[[ Records shown, beginning ]]
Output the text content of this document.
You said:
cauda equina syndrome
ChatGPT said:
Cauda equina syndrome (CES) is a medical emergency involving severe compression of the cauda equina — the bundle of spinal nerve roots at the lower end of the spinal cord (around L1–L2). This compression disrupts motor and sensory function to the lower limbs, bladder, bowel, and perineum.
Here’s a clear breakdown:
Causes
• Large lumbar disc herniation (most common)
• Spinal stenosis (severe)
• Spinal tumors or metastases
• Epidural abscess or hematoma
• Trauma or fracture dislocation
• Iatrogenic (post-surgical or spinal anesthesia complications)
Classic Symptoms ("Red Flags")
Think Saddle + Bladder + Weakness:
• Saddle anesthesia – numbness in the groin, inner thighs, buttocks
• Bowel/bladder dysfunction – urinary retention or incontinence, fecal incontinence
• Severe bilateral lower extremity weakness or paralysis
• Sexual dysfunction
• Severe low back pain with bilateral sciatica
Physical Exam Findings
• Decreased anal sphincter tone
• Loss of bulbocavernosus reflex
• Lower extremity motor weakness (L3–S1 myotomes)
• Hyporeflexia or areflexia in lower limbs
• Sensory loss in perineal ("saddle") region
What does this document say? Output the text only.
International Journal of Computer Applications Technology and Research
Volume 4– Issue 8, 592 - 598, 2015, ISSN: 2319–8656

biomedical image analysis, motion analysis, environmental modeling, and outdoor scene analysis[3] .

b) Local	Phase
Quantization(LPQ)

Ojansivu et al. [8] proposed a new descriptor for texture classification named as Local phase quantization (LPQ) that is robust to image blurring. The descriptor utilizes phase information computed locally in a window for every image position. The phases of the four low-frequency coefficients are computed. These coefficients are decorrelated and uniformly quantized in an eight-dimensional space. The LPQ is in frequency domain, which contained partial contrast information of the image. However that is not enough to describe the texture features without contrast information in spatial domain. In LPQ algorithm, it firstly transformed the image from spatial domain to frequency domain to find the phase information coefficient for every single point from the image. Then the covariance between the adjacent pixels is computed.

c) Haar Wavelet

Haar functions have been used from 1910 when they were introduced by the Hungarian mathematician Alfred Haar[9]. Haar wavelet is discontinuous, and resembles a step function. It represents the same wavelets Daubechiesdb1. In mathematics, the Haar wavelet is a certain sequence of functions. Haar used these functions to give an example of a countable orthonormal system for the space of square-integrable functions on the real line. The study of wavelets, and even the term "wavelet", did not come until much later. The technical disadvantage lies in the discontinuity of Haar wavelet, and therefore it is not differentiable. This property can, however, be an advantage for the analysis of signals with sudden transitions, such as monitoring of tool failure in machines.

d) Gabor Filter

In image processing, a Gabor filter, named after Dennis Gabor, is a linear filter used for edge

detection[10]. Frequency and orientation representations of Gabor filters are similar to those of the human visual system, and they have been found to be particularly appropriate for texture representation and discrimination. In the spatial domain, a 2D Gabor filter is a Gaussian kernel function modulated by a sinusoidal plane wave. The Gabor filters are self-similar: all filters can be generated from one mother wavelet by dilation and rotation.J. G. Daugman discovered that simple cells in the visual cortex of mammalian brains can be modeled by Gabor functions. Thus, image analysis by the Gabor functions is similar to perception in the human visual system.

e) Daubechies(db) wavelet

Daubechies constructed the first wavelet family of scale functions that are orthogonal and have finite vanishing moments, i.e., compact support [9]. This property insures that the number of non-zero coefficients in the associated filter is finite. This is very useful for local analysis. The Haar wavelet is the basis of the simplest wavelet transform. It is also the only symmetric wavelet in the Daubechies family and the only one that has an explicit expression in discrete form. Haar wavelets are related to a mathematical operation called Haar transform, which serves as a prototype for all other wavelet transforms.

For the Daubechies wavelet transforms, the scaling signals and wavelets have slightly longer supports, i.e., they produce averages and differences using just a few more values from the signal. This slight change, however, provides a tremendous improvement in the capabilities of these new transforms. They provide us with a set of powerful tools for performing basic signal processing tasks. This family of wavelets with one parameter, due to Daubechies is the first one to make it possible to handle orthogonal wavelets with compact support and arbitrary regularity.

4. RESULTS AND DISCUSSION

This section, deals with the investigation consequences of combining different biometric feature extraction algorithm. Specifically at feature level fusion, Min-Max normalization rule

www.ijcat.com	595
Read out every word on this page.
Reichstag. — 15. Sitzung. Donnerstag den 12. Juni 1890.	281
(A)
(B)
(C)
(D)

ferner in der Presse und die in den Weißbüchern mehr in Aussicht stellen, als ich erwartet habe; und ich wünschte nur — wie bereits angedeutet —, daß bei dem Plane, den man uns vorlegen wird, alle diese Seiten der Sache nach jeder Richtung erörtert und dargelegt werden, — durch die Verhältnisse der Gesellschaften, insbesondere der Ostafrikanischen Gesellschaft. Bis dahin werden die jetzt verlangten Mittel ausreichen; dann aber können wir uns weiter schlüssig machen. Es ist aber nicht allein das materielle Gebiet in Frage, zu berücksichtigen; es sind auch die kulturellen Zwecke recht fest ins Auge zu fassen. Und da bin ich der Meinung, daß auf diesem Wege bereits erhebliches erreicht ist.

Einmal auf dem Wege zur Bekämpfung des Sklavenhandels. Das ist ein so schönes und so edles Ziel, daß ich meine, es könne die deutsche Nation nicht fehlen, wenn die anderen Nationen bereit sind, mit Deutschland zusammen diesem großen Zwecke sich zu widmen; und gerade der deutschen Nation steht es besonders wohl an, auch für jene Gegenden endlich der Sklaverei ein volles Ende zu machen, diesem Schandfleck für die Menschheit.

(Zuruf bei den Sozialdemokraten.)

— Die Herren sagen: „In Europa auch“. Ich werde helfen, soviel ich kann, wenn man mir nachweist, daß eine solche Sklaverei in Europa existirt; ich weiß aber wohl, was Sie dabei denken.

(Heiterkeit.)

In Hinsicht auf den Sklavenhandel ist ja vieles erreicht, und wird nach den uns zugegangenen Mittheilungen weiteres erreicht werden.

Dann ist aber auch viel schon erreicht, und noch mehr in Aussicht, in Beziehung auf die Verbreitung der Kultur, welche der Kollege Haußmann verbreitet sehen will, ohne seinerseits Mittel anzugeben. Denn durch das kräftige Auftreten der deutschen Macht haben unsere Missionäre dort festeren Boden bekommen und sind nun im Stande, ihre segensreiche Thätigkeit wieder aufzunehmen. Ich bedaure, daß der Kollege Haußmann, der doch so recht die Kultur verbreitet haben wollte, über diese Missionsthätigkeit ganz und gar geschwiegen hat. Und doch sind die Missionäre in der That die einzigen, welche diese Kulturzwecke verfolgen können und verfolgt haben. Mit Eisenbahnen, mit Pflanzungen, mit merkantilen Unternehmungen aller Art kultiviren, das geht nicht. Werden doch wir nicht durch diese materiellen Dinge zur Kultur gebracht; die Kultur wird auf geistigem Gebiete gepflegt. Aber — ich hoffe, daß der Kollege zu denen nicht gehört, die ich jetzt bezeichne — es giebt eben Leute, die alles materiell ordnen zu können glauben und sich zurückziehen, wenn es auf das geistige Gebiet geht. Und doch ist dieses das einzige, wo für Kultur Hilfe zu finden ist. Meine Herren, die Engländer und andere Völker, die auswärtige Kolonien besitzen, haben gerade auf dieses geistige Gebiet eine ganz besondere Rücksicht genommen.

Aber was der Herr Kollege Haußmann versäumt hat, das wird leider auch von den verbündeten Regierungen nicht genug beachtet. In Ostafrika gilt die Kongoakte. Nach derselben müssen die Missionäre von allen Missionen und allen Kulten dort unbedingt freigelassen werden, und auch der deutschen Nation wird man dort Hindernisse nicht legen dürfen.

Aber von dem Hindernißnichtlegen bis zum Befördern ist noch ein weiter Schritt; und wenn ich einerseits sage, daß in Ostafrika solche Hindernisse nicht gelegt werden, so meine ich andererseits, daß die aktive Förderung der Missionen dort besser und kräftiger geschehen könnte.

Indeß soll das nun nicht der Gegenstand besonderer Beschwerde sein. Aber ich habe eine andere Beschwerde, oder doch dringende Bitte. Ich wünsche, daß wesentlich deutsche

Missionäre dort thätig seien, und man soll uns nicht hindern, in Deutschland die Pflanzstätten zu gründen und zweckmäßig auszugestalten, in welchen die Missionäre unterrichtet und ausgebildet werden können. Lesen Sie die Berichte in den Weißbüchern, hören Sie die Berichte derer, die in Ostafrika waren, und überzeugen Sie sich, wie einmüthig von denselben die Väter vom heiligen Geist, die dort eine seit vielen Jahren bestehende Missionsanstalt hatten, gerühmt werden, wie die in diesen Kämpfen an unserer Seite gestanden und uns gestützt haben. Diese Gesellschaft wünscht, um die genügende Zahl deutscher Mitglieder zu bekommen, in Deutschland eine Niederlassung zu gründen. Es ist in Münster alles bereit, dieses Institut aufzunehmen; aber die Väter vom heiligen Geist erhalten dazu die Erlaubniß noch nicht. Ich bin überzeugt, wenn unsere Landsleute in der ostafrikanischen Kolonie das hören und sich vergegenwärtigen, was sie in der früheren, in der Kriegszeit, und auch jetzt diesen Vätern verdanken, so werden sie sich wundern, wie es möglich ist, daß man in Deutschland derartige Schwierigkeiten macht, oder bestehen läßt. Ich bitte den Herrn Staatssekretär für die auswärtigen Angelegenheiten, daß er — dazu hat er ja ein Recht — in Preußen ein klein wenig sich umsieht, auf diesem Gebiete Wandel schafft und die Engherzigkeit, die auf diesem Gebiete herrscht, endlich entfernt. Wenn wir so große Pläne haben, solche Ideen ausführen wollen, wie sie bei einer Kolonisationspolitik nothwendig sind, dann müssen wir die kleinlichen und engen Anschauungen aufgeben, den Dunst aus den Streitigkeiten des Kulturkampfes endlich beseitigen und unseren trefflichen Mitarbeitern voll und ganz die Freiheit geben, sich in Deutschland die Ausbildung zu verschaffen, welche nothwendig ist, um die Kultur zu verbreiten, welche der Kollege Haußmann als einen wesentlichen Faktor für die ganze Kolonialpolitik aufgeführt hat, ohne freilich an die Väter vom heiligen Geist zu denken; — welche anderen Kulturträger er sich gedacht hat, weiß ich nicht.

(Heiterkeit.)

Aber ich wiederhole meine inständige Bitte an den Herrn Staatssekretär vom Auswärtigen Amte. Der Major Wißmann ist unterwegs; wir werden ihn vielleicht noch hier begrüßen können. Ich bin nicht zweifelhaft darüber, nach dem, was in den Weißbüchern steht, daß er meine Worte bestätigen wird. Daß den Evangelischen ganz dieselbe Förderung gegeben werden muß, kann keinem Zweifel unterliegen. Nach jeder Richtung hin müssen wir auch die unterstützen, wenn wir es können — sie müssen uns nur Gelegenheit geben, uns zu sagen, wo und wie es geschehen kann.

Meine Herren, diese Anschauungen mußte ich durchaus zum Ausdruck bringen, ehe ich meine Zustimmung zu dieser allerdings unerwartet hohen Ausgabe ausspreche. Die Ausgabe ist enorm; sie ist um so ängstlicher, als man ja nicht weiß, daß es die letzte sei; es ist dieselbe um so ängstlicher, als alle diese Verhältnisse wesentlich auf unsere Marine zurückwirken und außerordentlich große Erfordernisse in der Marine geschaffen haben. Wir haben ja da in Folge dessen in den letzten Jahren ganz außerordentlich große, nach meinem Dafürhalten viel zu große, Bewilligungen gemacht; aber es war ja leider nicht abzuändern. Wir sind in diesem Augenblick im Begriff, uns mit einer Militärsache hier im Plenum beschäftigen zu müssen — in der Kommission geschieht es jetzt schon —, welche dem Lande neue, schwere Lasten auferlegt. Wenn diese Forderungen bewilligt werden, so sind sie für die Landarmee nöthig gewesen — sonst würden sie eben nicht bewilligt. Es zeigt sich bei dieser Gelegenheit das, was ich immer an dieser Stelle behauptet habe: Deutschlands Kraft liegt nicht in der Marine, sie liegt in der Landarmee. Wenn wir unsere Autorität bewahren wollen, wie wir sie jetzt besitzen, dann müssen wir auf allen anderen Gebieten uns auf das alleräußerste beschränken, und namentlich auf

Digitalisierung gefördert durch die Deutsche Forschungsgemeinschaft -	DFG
[[ Records shown, end ]]
Copy every line where the word "dysfunction" is present in the entries above.

◆ Result for this exercise
• Bowel/bladder dysfunction – urinary retention or incontinence, fecal incontinence
• Sexual dysfunction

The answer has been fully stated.